◆ **Task directions**:
Count how many lines below include the string "TradingView", and give that number without anything else.

◆ **Data shown**:
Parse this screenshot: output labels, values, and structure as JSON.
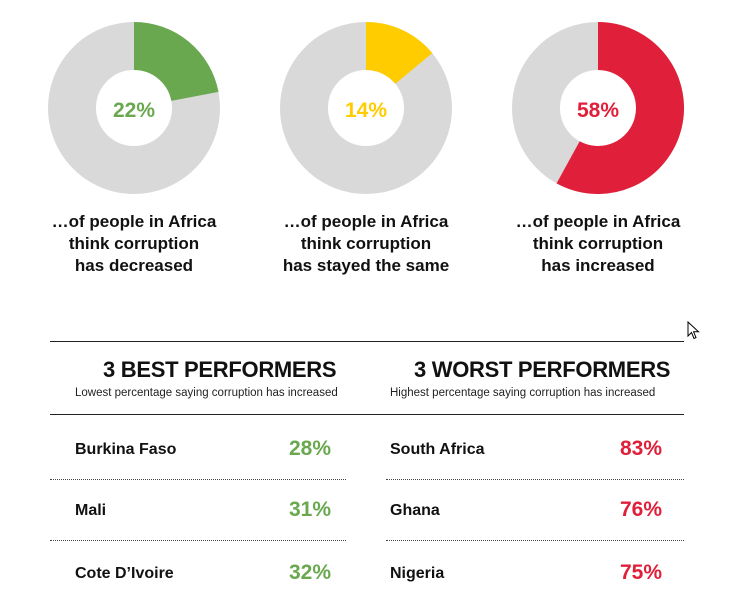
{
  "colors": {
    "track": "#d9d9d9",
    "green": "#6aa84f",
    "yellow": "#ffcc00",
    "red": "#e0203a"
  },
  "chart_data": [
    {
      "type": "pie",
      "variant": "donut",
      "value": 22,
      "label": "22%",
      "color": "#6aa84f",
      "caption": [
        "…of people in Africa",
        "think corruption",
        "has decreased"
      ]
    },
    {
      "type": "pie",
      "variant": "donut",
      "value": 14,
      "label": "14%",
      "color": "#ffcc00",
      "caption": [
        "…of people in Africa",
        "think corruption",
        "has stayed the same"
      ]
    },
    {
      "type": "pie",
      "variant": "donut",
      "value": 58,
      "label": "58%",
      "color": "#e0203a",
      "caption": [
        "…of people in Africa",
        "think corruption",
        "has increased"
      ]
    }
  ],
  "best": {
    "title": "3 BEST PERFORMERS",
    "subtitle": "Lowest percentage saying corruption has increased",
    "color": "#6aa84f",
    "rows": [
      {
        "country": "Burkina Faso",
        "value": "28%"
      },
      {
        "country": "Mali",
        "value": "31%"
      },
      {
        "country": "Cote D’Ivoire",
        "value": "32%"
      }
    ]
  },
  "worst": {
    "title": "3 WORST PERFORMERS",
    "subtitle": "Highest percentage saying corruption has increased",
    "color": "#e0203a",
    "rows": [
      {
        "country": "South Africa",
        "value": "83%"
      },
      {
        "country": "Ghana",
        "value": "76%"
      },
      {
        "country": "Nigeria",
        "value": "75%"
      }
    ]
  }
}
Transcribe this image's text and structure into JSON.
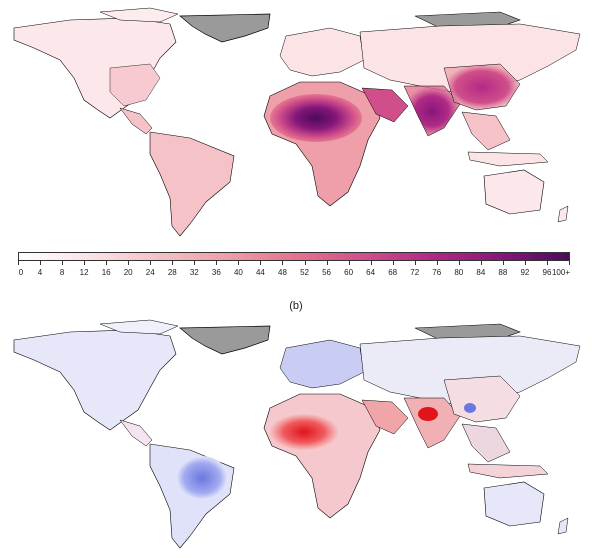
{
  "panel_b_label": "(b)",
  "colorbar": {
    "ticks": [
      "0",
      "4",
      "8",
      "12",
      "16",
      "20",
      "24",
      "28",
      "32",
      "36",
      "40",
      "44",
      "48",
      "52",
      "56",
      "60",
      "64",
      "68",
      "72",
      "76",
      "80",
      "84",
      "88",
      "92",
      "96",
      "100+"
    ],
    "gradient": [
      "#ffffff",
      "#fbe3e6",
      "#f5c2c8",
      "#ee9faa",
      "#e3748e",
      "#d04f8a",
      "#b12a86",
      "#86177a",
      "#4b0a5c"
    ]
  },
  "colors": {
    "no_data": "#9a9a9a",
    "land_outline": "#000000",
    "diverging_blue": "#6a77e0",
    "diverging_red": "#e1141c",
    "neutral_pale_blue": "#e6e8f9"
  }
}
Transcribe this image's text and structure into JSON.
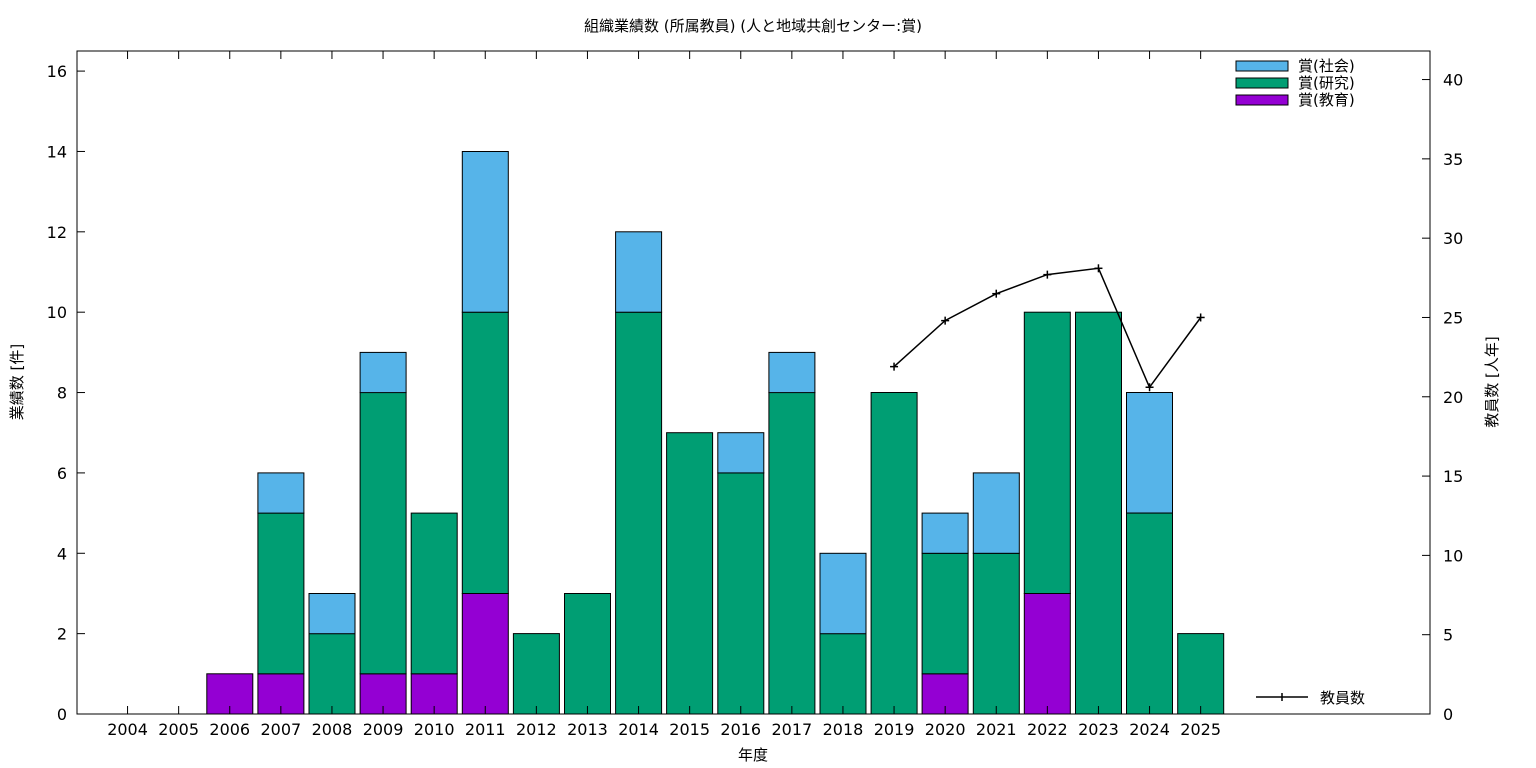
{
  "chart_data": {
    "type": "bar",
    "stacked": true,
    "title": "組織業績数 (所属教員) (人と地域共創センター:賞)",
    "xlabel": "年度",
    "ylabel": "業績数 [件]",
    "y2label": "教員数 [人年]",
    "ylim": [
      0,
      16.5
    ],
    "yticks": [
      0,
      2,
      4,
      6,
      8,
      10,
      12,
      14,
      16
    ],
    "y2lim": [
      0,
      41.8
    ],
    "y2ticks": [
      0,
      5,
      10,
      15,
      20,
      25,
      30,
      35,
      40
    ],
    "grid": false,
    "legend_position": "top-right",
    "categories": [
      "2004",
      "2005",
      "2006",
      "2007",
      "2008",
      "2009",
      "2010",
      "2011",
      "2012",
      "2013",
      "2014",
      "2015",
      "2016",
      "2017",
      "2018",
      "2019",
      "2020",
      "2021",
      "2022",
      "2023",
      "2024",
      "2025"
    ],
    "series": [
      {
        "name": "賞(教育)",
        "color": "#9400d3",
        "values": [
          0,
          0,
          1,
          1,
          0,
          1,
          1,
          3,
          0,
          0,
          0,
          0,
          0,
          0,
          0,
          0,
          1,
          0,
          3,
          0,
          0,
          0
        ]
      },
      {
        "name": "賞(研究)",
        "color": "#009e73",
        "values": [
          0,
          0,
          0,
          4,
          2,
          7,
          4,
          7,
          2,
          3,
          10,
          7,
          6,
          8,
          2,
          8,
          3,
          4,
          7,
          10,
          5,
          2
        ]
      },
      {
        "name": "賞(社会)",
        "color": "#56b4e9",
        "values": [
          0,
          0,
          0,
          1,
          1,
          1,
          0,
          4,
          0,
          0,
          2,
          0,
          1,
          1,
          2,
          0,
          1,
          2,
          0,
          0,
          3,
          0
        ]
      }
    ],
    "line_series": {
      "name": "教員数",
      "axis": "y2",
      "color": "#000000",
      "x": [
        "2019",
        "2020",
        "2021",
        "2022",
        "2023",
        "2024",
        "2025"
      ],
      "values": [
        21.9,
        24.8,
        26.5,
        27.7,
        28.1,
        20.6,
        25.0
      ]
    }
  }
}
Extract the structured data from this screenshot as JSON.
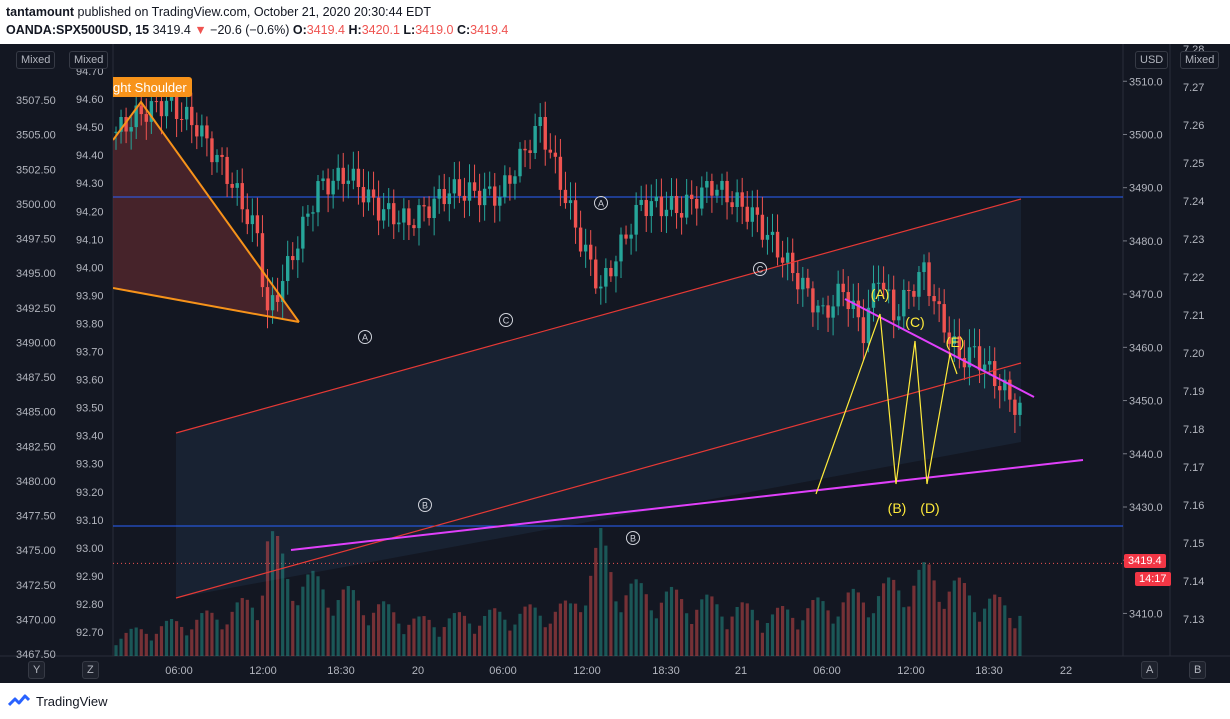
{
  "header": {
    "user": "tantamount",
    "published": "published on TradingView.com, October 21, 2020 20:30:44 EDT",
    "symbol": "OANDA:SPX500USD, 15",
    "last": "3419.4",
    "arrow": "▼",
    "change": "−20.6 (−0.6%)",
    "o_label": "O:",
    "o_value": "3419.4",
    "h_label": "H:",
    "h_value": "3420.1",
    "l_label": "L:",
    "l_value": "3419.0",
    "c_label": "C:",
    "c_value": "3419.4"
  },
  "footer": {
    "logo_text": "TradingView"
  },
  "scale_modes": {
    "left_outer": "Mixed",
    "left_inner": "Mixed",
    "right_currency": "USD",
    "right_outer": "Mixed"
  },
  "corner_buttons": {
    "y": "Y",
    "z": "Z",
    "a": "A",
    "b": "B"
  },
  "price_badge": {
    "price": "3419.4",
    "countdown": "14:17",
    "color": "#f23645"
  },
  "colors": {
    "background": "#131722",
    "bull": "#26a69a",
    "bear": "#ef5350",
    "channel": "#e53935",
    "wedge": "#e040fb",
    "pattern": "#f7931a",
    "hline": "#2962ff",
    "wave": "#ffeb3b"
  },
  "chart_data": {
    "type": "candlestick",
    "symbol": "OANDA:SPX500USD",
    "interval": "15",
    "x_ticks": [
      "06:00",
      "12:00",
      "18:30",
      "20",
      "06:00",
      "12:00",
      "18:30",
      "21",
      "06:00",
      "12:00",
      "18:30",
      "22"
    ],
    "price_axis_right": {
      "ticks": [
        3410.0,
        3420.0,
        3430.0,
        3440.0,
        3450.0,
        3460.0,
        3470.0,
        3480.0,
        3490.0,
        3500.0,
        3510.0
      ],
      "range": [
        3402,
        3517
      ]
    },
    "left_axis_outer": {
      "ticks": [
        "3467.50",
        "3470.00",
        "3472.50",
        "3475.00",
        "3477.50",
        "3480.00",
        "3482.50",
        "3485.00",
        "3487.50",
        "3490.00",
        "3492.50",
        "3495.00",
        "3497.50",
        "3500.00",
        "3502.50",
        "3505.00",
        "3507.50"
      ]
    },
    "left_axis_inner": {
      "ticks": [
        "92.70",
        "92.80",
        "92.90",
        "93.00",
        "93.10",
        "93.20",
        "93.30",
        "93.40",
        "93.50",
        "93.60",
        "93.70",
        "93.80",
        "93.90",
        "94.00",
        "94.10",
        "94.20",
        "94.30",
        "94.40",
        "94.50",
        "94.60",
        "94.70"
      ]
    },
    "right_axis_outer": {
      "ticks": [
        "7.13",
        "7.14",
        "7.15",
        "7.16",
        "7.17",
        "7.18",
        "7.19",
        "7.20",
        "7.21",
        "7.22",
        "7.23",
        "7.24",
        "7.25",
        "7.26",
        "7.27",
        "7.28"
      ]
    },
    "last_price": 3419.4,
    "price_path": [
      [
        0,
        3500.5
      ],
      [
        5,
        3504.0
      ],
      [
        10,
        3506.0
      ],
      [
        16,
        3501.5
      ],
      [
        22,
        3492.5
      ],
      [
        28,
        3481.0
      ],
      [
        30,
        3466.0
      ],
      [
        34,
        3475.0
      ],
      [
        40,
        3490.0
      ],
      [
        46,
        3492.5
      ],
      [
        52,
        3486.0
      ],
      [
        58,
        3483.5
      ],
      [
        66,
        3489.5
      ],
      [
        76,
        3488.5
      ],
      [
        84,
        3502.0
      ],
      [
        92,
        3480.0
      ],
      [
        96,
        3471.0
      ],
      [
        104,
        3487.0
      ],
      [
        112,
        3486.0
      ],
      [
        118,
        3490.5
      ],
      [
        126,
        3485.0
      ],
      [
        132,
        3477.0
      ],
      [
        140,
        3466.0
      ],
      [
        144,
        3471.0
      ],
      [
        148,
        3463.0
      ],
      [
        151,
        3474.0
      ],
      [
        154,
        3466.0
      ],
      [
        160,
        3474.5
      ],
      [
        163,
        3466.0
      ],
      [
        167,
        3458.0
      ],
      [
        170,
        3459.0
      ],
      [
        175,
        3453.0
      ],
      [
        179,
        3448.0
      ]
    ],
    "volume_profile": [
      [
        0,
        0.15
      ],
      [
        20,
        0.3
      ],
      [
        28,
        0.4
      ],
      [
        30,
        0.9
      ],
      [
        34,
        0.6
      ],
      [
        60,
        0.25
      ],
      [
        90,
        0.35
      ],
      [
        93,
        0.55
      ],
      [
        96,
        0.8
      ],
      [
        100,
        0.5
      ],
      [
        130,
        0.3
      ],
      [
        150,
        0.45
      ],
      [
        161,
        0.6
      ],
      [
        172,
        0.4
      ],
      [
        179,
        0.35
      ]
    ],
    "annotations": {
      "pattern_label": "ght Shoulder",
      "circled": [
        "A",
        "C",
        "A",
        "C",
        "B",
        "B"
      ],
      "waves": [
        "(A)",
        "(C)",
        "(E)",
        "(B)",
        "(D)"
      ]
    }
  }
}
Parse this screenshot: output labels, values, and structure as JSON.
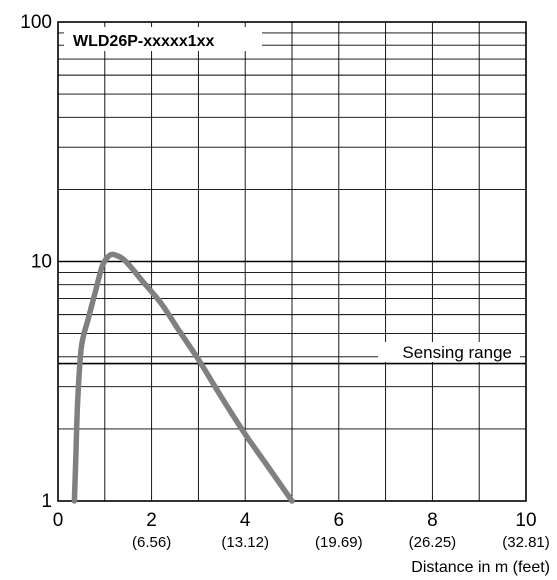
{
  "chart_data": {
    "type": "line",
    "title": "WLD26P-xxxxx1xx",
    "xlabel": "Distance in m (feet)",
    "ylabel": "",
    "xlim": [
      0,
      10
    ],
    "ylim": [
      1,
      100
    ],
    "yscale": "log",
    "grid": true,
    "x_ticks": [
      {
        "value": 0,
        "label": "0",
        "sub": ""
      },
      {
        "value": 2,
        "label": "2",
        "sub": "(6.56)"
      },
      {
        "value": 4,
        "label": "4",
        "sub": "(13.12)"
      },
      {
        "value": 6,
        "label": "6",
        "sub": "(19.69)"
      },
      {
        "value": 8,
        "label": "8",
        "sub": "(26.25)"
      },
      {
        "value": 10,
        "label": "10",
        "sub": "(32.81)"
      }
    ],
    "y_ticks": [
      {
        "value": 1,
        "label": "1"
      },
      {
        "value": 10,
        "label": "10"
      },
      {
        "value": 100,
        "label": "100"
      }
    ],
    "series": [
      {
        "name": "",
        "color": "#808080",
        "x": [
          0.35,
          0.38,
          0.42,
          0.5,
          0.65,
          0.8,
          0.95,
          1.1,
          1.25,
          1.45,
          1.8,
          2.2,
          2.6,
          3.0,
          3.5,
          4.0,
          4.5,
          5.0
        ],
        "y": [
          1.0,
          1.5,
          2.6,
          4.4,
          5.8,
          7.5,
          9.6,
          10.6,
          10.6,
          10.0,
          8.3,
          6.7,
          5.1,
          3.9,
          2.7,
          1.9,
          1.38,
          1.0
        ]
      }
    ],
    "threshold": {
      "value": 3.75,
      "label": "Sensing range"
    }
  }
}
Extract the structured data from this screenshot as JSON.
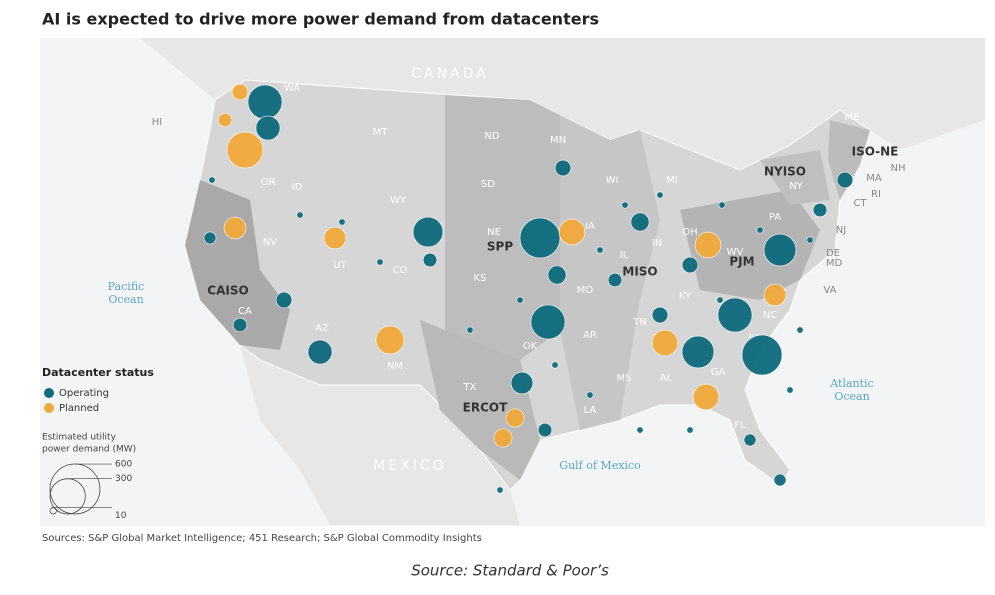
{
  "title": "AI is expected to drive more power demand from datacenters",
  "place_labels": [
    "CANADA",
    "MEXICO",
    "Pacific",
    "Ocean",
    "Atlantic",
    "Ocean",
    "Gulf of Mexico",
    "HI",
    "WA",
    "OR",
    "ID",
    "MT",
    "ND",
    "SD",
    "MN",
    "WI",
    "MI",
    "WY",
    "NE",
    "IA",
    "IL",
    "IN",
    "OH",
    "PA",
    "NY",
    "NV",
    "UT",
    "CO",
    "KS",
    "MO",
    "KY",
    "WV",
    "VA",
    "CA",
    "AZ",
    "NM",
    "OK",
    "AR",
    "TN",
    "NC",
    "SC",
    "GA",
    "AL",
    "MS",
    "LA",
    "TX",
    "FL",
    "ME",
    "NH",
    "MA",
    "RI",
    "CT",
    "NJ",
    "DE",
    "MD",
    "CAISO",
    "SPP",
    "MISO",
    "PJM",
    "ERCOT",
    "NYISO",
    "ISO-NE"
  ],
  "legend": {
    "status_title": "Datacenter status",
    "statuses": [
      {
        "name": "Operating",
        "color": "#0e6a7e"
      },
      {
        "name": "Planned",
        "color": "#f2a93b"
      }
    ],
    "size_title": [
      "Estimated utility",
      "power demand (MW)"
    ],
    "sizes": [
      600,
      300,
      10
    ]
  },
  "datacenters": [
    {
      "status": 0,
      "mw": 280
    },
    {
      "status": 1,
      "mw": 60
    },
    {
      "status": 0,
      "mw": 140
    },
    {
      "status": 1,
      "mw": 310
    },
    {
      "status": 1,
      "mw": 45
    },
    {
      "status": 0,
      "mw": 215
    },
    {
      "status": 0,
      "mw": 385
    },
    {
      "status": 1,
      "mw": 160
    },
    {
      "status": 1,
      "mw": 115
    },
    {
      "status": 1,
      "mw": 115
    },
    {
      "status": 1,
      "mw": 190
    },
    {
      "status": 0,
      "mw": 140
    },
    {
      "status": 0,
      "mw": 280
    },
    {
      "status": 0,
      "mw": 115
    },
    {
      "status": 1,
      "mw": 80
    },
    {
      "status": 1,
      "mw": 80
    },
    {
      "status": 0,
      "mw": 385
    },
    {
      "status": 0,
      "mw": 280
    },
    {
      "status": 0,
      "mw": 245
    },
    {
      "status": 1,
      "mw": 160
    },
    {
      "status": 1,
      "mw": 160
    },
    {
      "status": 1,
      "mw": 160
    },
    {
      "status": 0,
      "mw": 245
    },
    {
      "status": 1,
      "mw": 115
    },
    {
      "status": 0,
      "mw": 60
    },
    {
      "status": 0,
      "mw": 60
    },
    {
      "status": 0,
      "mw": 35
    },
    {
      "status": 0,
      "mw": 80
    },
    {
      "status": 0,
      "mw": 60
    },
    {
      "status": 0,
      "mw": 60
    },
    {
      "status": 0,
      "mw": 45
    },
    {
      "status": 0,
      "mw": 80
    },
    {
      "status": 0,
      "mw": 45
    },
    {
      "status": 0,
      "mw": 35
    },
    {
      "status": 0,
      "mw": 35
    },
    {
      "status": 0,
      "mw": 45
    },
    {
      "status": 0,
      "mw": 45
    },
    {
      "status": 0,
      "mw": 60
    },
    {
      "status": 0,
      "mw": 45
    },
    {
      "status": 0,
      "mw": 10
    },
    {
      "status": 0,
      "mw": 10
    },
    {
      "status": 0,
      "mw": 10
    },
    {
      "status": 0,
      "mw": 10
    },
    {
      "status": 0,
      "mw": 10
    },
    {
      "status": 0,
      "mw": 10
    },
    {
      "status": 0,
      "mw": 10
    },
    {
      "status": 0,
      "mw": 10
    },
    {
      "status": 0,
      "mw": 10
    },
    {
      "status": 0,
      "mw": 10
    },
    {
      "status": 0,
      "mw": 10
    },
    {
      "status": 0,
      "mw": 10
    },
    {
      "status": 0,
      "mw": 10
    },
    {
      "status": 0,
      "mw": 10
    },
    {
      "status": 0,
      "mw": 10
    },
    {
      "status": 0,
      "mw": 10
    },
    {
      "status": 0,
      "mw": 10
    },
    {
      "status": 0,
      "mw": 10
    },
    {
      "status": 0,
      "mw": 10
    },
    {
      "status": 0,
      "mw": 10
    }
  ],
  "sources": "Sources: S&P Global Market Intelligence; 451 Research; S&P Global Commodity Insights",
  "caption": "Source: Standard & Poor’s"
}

◆ **Output below**:
2